> [CHALLENGE]: The benchmark article below says some Windows releases show negligible differences in synthetic and gaming benchmarks. List every release it names in that comparison.

Windows 8 vs. Windows 7: Benchmarked

Windows 8 vs. Windows 7: Benchmarked

Summary: Can Microsoft's upcoming desktop operating system keep up with -- or even beat -- Windows 7? Benchmark testing suggests that Windows 8 is Microsoft's fastest Windows to date.


The conclusions

We can draw some interesting conclusions from these benchmark results. The first and most obvious is that Microsoft has obviously worked hard to cut system boot times, as Microsoft previously promised. 

We don't reboot our PCs anywhere near as often as we once did, but a fast boot up time is still appreciated, and a PC that arrives at the logon screen or desktop quickly makes a good impression on both Microsoft and OEMs.

Hybrid boot, UEFI firmware and better use of sleep will make startup under Windows 8 even faster.

Next there's the fact that, as far as the synthetic and gaming benchmarks go, the differences between Windows 7, the Windows 8 RTM, the Consumer Preview and the Release Preview are negligible. It usually takes AMD and NVIDIA some time to optimize and perfect their drivers for a new operating system, with drivers having to mature for several months before we see similar performance between the new operating system and the old one.

This time around it seems that things have settled down quickly and that we're seeing performance that is on a par with a mature operating system. We can assume that as time goes on the graphics card makers will be able to squeeze more performance out of the operating system.

This is good news for anyone who is planning to make a swift switch to Windows 8 but also for those who want the best performance possible from their hardware.

We're also seeing quite an improvement when it comes to audio and video transcoding. This is something I've come to expect from Microsoft. It's an area that Microsoft seems to put effort into improving, and that trend continues with Windows 8. As we take more photos and video and handle more content, the ability to process them faster is welcome all round.

> [ITEMS]:
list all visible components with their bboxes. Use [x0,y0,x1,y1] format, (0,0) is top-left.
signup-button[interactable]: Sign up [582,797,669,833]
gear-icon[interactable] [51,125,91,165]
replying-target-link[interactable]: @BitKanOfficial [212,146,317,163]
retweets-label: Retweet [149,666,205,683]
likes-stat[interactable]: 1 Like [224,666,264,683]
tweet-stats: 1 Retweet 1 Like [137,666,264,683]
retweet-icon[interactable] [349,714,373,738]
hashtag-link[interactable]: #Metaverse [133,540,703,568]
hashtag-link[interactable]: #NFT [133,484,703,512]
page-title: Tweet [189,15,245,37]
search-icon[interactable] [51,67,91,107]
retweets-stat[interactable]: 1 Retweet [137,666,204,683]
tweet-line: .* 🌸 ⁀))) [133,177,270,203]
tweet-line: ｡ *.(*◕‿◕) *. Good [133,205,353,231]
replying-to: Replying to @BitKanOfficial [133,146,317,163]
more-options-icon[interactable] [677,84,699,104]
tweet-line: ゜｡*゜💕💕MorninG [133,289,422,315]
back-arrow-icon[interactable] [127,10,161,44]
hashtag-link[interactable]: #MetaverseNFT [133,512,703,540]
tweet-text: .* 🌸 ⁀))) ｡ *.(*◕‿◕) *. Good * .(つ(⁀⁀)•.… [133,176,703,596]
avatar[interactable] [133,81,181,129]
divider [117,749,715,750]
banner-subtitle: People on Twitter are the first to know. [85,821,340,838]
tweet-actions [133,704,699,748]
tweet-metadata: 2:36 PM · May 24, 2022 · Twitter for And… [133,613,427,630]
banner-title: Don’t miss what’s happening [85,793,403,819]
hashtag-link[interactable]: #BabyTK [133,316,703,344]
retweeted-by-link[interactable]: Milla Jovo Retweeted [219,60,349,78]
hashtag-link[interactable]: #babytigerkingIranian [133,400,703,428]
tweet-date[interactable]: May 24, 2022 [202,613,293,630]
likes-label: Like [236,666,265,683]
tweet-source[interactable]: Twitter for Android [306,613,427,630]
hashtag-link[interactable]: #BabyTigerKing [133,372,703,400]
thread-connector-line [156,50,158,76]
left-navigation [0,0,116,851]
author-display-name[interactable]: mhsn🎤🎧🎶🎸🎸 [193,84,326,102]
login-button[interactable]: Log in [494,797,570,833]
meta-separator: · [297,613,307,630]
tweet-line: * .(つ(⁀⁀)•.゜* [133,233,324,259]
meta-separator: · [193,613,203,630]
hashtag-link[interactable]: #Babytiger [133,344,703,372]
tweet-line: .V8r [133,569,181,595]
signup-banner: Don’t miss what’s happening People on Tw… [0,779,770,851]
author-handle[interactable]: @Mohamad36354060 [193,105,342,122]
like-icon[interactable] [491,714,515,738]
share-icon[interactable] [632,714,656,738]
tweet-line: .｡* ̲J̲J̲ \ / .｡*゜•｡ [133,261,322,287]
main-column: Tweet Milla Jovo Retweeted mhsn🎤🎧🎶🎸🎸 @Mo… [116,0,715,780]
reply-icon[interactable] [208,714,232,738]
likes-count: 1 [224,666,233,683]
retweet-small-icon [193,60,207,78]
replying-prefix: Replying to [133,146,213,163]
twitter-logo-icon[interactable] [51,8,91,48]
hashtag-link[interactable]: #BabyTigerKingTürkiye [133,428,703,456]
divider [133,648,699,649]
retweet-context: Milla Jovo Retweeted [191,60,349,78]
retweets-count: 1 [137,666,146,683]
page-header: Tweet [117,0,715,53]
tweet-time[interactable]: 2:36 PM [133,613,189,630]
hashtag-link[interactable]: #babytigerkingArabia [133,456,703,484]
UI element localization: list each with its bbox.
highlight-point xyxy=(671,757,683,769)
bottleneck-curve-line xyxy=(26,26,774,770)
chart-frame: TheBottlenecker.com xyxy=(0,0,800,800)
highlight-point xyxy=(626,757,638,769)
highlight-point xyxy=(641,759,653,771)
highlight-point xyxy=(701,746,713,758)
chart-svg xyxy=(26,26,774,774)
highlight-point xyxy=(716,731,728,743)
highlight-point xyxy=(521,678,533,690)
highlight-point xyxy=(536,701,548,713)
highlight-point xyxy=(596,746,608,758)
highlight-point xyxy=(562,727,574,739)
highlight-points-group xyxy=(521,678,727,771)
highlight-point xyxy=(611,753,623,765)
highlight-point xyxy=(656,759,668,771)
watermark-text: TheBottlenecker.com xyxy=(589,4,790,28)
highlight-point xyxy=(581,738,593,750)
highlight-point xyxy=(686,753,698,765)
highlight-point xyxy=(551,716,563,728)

> [CORRECT OUTPUT]: Windows 7, the Windows 8 RTM, the Consumer Preview, the Release Preview